▶ Stated task:
Each record that follows should be repeated exactly, minus any images.

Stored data
____________

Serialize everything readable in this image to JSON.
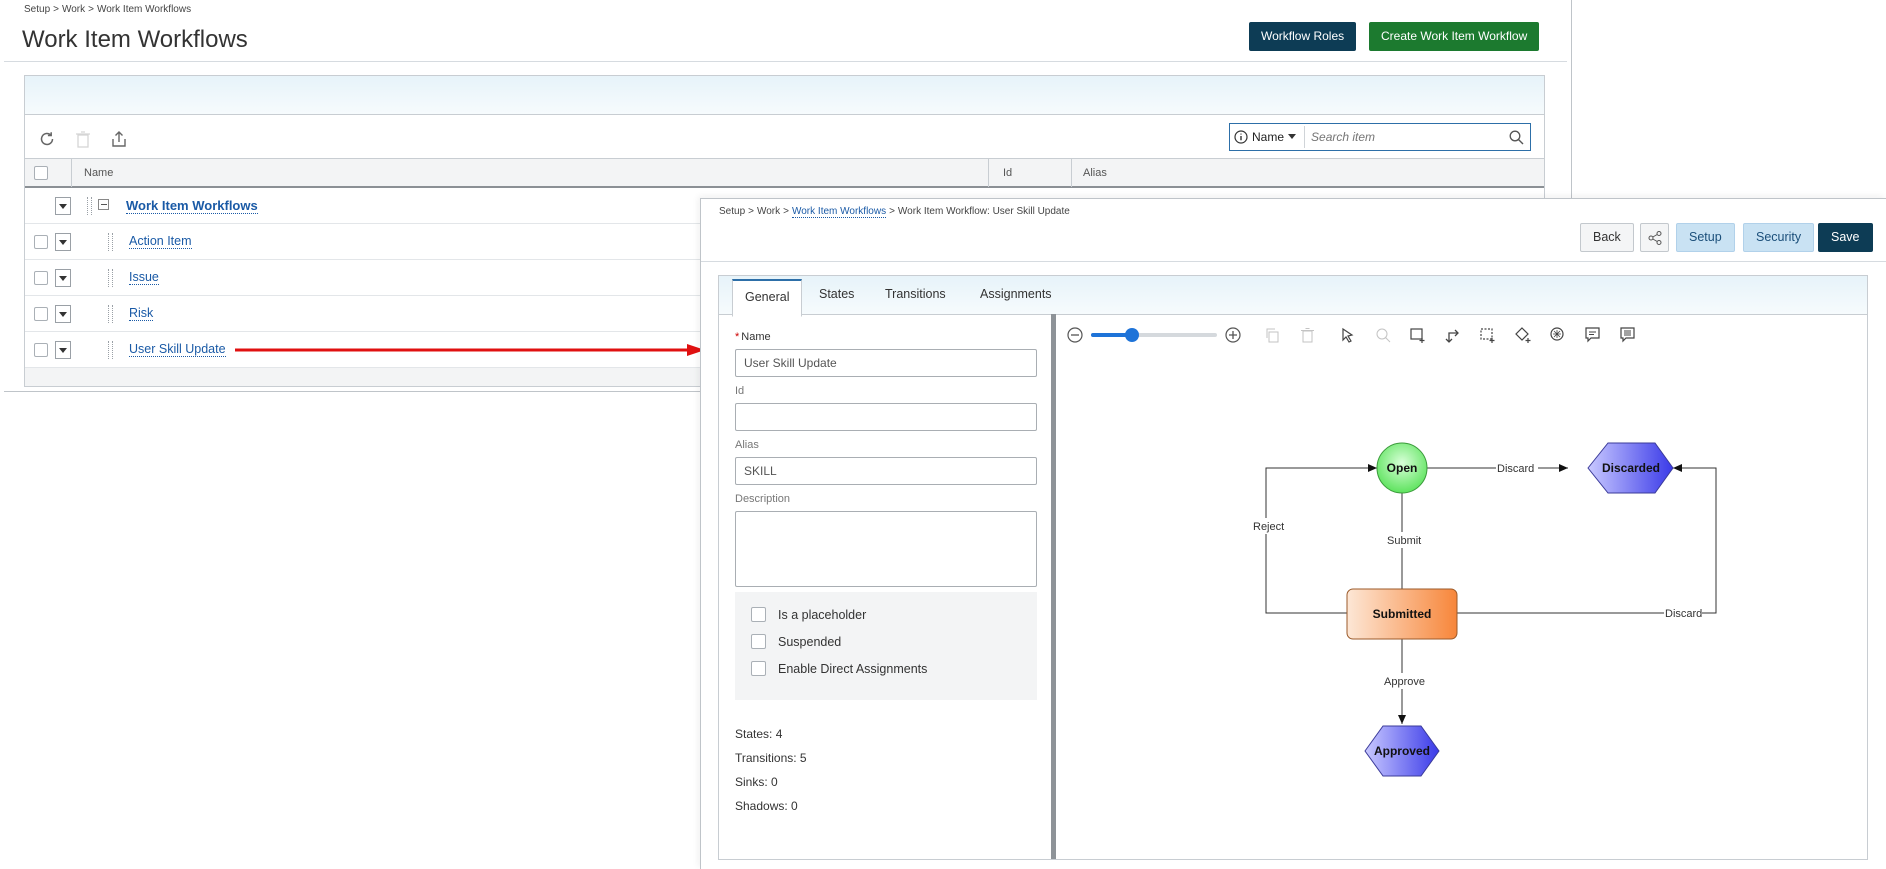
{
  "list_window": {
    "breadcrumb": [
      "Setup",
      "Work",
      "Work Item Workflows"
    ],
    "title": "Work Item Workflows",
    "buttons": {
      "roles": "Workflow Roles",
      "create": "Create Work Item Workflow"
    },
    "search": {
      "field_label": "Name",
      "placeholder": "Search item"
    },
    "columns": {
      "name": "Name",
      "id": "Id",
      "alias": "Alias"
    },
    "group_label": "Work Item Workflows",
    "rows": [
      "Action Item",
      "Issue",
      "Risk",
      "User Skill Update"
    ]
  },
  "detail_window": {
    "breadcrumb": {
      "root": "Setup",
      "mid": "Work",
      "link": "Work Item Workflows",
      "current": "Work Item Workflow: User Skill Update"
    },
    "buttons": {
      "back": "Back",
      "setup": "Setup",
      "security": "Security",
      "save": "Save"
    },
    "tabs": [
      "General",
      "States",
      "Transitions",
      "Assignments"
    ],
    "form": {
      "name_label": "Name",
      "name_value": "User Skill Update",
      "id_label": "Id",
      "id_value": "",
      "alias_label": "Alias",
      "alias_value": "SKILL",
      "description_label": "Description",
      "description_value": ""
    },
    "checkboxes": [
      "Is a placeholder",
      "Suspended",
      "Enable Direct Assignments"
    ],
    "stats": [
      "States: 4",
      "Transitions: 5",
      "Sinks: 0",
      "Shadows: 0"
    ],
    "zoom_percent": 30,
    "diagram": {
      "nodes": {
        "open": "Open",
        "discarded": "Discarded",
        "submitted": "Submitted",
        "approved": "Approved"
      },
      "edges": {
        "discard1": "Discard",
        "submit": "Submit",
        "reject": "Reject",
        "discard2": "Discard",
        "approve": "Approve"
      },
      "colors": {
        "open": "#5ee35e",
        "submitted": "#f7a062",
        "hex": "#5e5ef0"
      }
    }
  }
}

____________

▶ The answer:
Serialize everything readable in this image to JSON.
{
  "list_window": {
    "breadcrumb": [
      "Setup",
      "Work",
      "Work Item Workflows"
    ],
    "title": "Work Item Workflows",
    "buttons": {
      "roles": "Workflow Roles",
      "create": "Create Work Item Workflow"
    },
    "search": {
      "field_label": "Name",
      "placeholder": "Search item"
    },
    "columns": {
      "name": "Name",
      "id": "Id",
      "alias": "Alias"
    },
    "group_label": "Work Item Workflows",
    "rows": [
      "Action Item",
      "Issue",
      "Risk",
      "User Skill Update"
    ]
  },
  "detail_window": {
    "breadcrumb": {
      "root": "Setup",
      "mid": "Work",
      "link": "Work Item Workflows",
      "current": "Work Item Workflow: User Skill Update"
    },
    "buttons": {
      "back": "Back",
      "setup": "Setup",
      "security": "Security",
      "save": "Save"
    },
    "tabs": [
      "General",
      "States",
      "Transitions",
      "Assignments"
    ],
    "form": {
      "name_label": "Name",
      "name_value": "User Skill Update",
      "id_label": "Id",
      "id_value": "",
      "alias_label": "Alias",
      "alias_value": "SKILL",
      "description_label": "Description",
      "description_value": ""
    },
    "checkboxes": [
      "Is a placeholder",
      "Suspended",
      "Enable Direct Assignments"
    ],
    "stats": [
      "States: 4",
      "Transitions: 5",
      "Sinks: 0",
      "Shadows: 0"
    ],
    "zoom_percent": 30,
    "diagram": {
      "nodes": {
        "open": "Open",
        "discarded": "Discarded",
        "submitted": "Submitted",
        "approved": "Approved"
      },
      "edges": {
        "discard1": "Discard",
        "submit": "Submit",
        "reject": "Reject",
        "discard2": "Discard",
        "approve": "Approve"
      },
      "colors": {
        "open": "#5ee35e",
        "submitted": "#f7a062",
        "hex": "#5e5ef0"
      }
    }
  }
}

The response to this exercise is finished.